AIM OF THE TASK: In the listing, starting at the line containing "Patent image size: (701, 354)." and ending at the line containing "The interruption means switch 142c", rename every "modification" to "variant". Return those lines with nothing else changed.

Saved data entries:

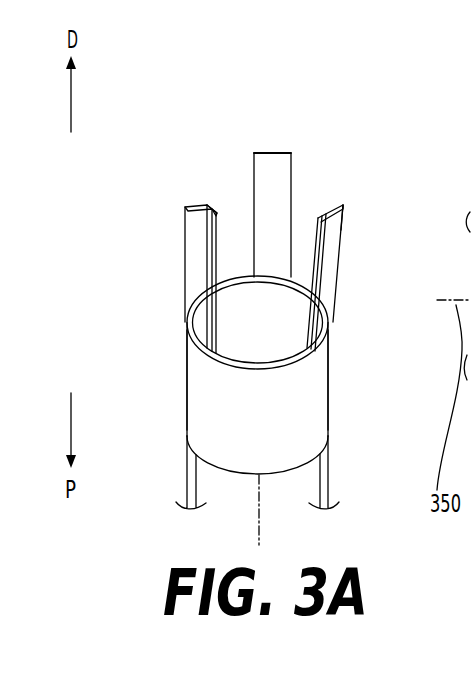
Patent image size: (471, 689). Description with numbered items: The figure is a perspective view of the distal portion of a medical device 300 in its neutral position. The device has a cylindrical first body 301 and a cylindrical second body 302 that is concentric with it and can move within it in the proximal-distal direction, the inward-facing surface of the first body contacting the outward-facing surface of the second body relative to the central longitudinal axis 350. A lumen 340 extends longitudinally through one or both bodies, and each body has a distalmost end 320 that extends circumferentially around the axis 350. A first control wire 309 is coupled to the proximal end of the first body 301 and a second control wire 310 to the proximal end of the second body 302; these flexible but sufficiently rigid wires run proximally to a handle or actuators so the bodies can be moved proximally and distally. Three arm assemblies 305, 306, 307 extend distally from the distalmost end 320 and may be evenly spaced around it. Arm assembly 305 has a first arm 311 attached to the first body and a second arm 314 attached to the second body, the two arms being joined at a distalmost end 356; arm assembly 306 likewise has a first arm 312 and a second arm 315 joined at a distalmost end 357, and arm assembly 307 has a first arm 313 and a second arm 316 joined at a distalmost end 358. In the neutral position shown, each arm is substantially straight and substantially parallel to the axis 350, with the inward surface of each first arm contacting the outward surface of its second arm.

The medical device 300 is at (392, 124).
The first body 301 is at (329, 407).
The second body 302 is at (245, 297).
The arm assembly 305 is at (351, 262).
The arm assembly 306 is at (168, 264).
The arm assembly 307 is at (268, 142).
The first control wire 309 is at (330, 489).
The second control wire 310 is at (188, 495).
The first arm 311 is at (330, 293).
The first arm 312 is at (188, 320).
The first arm 313 is at (246, 165).
The second arm 314 is at (341, 204).
The second arm 315 is at (217, 211).
The second arm 316 is at (275, 160).
The distalmost end 320 is at (279, 352).
The lumen 340 is at (270, 306).
The central longitudinal axis 350 is at (263, 525).
The distalmost end 356 is at (344, 205).
The distalmost end 357 is at (184, 206).
The distalmost end 358 is at (260, 151).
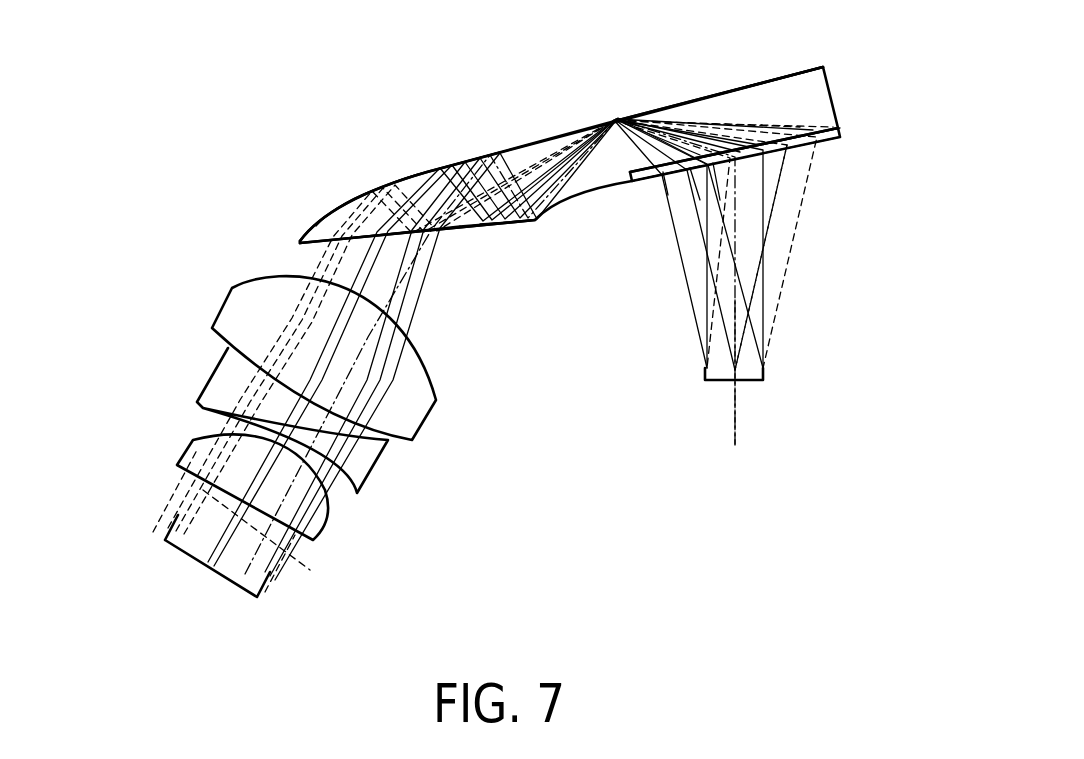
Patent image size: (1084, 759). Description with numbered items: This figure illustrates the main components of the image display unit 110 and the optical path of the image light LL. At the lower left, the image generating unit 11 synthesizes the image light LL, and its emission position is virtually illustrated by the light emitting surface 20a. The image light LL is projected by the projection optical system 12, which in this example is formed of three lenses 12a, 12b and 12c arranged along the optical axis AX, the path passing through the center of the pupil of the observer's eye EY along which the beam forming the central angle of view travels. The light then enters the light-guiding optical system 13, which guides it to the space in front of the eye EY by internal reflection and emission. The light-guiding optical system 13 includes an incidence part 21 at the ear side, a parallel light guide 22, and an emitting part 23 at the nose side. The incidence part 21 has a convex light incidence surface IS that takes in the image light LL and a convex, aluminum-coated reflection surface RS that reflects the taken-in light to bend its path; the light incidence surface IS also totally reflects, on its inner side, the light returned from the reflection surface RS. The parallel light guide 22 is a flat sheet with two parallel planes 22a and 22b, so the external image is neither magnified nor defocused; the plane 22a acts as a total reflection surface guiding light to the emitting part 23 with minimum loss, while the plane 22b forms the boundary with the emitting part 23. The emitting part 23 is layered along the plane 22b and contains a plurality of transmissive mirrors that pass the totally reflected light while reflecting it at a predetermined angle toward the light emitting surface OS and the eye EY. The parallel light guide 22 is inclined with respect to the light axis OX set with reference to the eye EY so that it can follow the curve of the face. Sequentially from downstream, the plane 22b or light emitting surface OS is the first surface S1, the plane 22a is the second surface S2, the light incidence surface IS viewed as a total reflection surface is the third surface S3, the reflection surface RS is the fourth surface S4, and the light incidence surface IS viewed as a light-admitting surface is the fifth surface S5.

The image display unit 110 is at (287, 86).
The light-guiding optical system 13 is at (513, 78).
The incidence part 21 is at (316, 218).
The parallel light guide 22 is at (742, 100).
The plane 22a is at (628, 117).
The plane 22b is at (628, 183).
The emitting part 23 is at (840, 131).
The image generating unit 11 is at (283, 568).
The projection optical system 12 is at (296, 417).
The lens 12a is at (412, 418).
The lens 12b is at (367, 463).
The lens 12c is at (312, 528).
The light emitting surface 20a is at (180, 550).
The reflection surface RS is at (380, 190).
The fourth surface S4 is at (423, 175).
The light incidence surface IS is at (440, 228).
The third surface S3 is at (480, 223).
The fifth surface S5 is at (507, 222).
The second surface S2 is at (730, 91).
The first surface S1 is at (643, 184).
The light emitting surface OS is at (800, 143).
The light axis OX is at (740, 273).
The image light LL is at (780, 315).
The eye EY is at (767, 370).
The optical axis AX is at (355, 338).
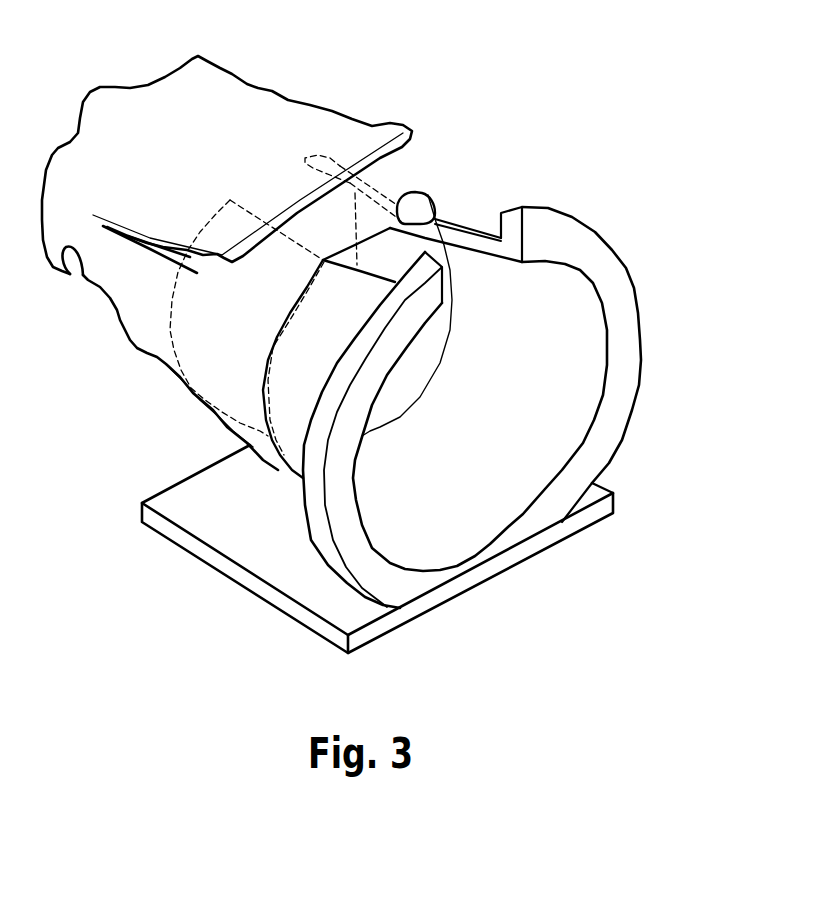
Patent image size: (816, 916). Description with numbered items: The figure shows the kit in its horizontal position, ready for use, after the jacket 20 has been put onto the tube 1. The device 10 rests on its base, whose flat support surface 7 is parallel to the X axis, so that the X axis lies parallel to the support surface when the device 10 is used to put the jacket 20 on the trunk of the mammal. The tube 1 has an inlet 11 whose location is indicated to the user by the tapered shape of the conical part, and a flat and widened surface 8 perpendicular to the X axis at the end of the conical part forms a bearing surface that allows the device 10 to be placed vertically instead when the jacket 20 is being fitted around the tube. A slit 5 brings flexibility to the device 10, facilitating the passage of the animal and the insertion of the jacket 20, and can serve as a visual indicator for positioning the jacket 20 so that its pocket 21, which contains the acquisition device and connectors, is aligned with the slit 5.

The tube 1 is at (297, 400).
The slit 5 is at (391, 245).
The flat support surface 7 is at (293, 613).
The flat and widened surface 8 is at (625, 346).
The device 10 is at (418, 396).
The inlet 11 is at (462, 513).
The jacket 20 is at (140, 328).
The pocket 21 is at (283, 118).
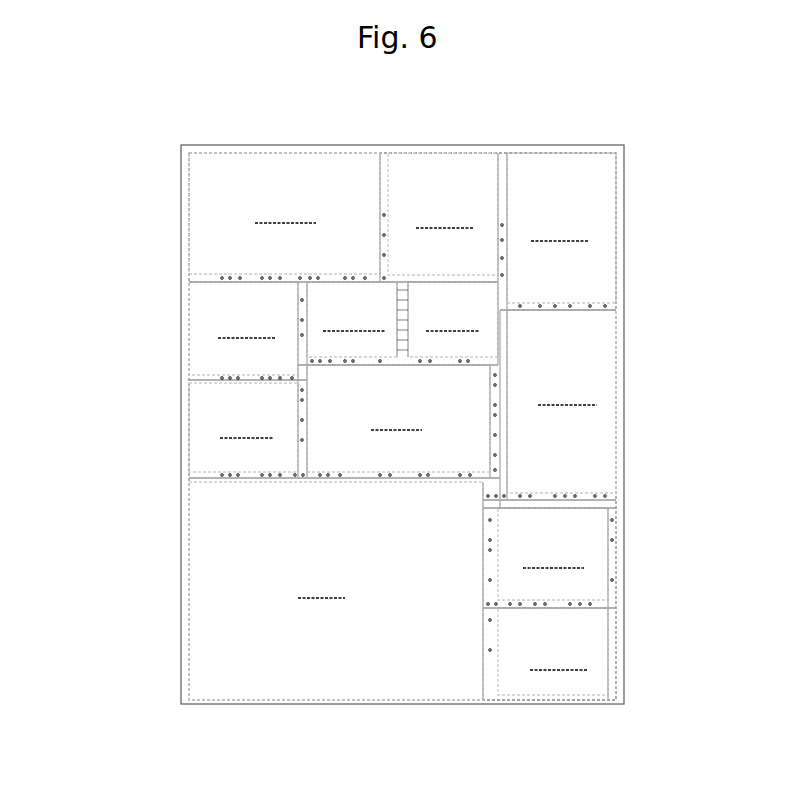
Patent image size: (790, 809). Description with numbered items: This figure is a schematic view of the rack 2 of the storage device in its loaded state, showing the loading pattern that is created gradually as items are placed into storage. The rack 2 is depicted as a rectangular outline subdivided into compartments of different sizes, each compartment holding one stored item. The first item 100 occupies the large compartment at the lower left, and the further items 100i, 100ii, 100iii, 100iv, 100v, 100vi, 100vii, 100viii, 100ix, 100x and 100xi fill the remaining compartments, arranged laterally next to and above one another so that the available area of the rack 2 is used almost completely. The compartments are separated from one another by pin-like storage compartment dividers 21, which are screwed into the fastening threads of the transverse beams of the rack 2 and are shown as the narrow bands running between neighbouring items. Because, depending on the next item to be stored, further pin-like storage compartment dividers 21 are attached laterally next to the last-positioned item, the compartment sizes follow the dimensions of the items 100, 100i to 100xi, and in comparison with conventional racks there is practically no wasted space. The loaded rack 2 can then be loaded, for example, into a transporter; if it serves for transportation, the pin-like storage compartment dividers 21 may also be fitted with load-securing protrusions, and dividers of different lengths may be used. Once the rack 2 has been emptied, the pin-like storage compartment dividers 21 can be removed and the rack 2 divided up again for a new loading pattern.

The rack 2 is at (256, 118).
The pin-like storage compartment divider 21 is at (349, 262).
The item 100 is at (336, 591).
The item 100i is at (398, 418).
The item 100ii is at (553, 651).
The item 100iii is at (553, 554).
The item 100iv is at (243, 328).
The item 100v is at (243, 427).
The item 100vi is at (561, 401).
The item 100vii is at (284, 213).
The item 100viii is at (352, 319).
The item 100ix is at (561, 228).
The item 100x is at (453, 319).
The item 100xi is at (443, 214).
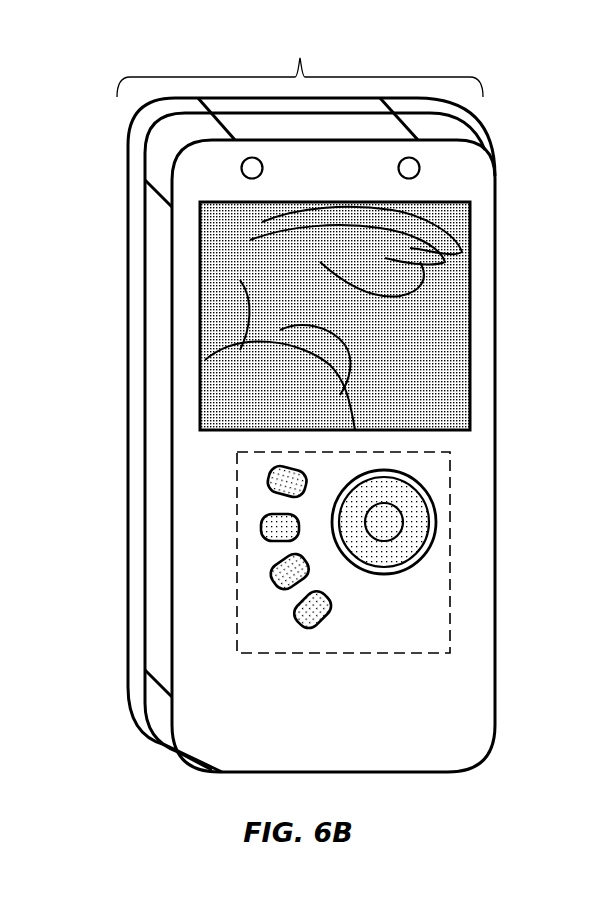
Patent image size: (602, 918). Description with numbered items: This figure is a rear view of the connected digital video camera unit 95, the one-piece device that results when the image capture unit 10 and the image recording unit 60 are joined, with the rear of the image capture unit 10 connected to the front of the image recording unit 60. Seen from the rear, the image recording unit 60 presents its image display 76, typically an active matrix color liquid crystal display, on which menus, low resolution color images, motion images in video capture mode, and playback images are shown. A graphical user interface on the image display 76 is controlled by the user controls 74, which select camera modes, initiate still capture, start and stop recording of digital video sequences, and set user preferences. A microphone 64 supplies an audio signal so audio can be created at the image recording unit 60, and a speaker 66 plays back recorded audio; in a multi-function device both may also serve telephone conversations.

The image capture unit 10 is at (137, 382).
The image recording unit 60 is at (495, 467).
The microphone 64 is at (241, 167).
The speaker 66 is at (420, 164).
The user controls 74 is at (450, 573).
The image display 76 is at (452, 285).
The connected digital video camera unit 95 is at (300, 64).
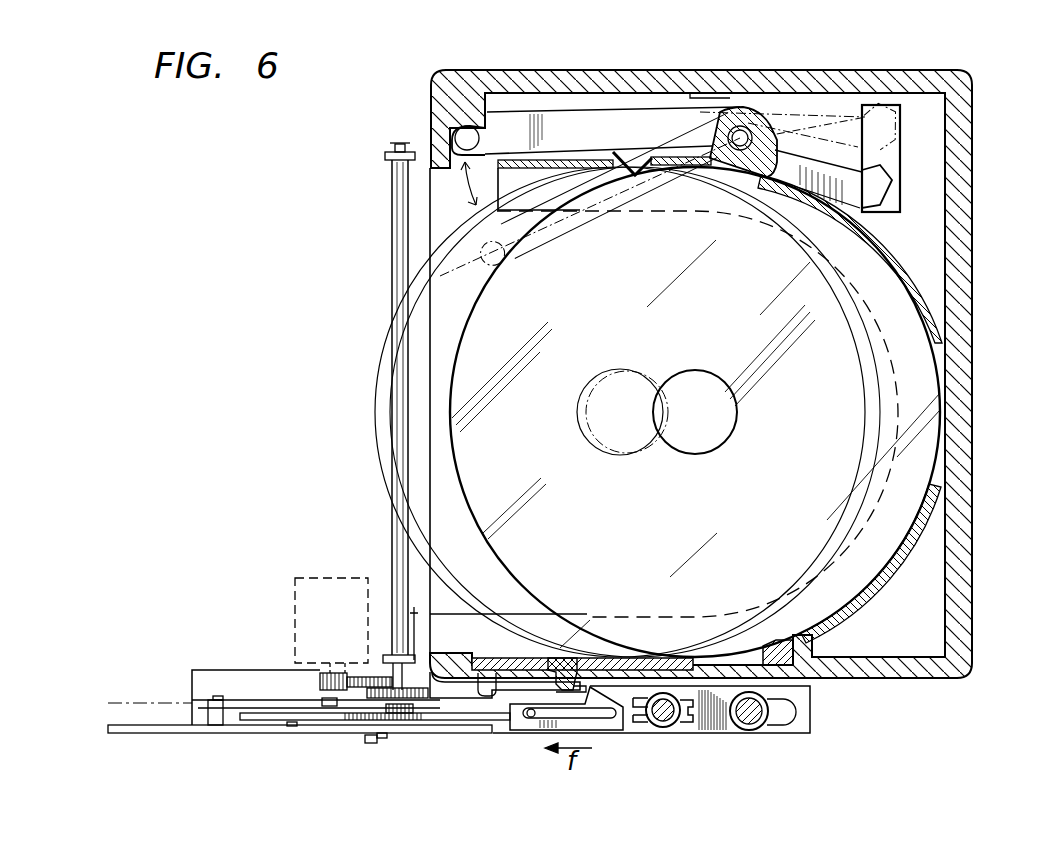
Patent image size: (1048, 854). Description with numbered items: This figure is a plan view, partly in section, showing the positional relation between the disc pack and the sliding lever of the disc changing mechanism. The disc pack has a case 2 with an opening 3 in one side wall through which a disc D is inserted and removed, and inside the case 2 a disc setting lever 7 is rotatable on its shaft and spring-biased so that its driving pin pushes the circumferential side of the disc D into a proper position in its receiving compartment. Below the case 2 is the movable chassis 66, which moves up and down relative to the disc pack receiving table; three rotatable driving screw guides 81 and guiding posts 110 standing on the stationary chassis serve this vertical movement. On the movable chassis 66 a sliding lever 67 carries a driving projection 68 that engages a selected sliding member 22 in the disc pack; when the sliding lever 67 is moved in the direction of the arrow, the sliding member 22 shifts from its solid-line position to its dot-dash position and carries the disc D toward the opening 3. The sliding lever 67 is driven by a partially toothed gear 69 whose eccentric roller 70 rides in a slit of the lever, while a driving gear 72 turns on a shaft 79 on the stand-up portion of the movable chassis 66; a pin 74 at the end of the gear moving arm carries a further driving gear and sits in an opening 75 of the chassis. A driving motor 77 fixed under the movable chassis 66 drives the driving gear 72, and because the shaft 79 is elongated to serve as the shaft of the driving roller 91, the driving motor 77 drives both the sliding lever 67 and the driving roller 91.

The case 2 is at (962, 212).
The opening 3 is at (440, 214).
The disc setting lever 7 is at (574, 130).
The sliding member 22 is at (510, 660).
The movable chassis 66 is at (642, 728).
The sliding lever 67 is at (512, 732).
The driving projection 68 is at (573, 658).
The gear 69 is at (263, 722).
The roller 70 is at (320, 701).
The driving gear 72 is at (373, 675).
The pin 74 is at (368, 740).
The opening 75 is at (382, 738).
The driving motor 77 is at (340, 577).
The shaft 79 is at (434, 672).
The driving screw guide 81 is at (675, 724).
The driving roller 91 is at (400, 278).
The guiding post 110 is at (753, 722).
The disc D is at (405, 318).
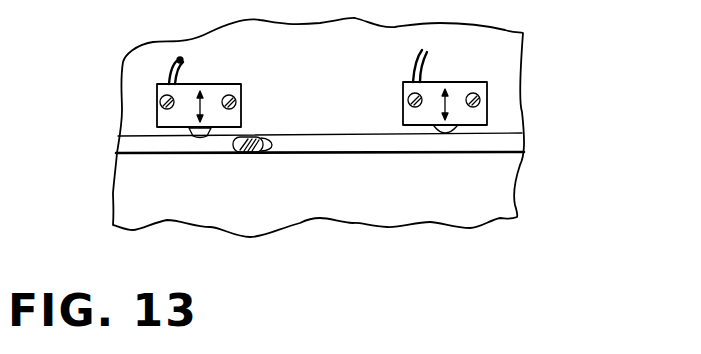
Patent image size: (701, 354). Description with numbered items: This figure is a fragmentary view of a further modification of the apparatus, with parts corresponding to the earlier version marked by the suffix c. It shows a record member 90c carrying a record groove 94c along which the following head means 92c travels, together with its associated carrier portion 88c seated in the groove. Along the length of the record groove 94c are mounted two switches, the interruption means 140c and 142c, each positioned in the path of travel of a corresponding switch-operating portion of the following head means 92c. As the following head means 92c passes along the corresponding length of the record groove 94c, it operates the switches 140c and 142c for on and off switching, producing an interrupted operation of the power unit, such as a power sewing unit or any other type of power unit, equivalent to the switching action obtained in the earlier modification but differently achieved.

The record member 90c is at (355, 57).
The record groove 94c is at (362, 144).
The interruption means switch 140c is at (243, 110).
The interruption means switch 142c is at (488, 90).
The following head carrier 88c is at (232, 155).
The following head means 92c is at (270, 155).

ANSWER FOR THE TASK:
Patent image size: (701, 354). Description with numbered items: This figure is a fragmentary view of a further variant of the apparatus, with parts corresponding to the earlier version marked by the suffix c. It shows a record member 90c carrying a record groove 94c along which the following head means 92c travels, together with its associated carrier portion 88c seated in the groove. Along the length of the record groove 94c are mounted two switches, the interruption means 140c and 142c, each positioned in the path of travel of a corresponding switch-operating portion of the following head means 92c. As the following head means 92c passes along the corresponding length of the record groove 94c, it operates the switches 140c and 142c for on and off switching, producing an interrupted operation of the power unit, such as a power sewing unit or any other type of power unit, equivalent to the switching action obtained in the earlier variant but differently achieved.

The record member 90c is at (355, 57).
The record groove 94c is at (362, 144).
The interruption means switch 140c is at (243, 110).
The interruption means switch 142c is at (488, 90).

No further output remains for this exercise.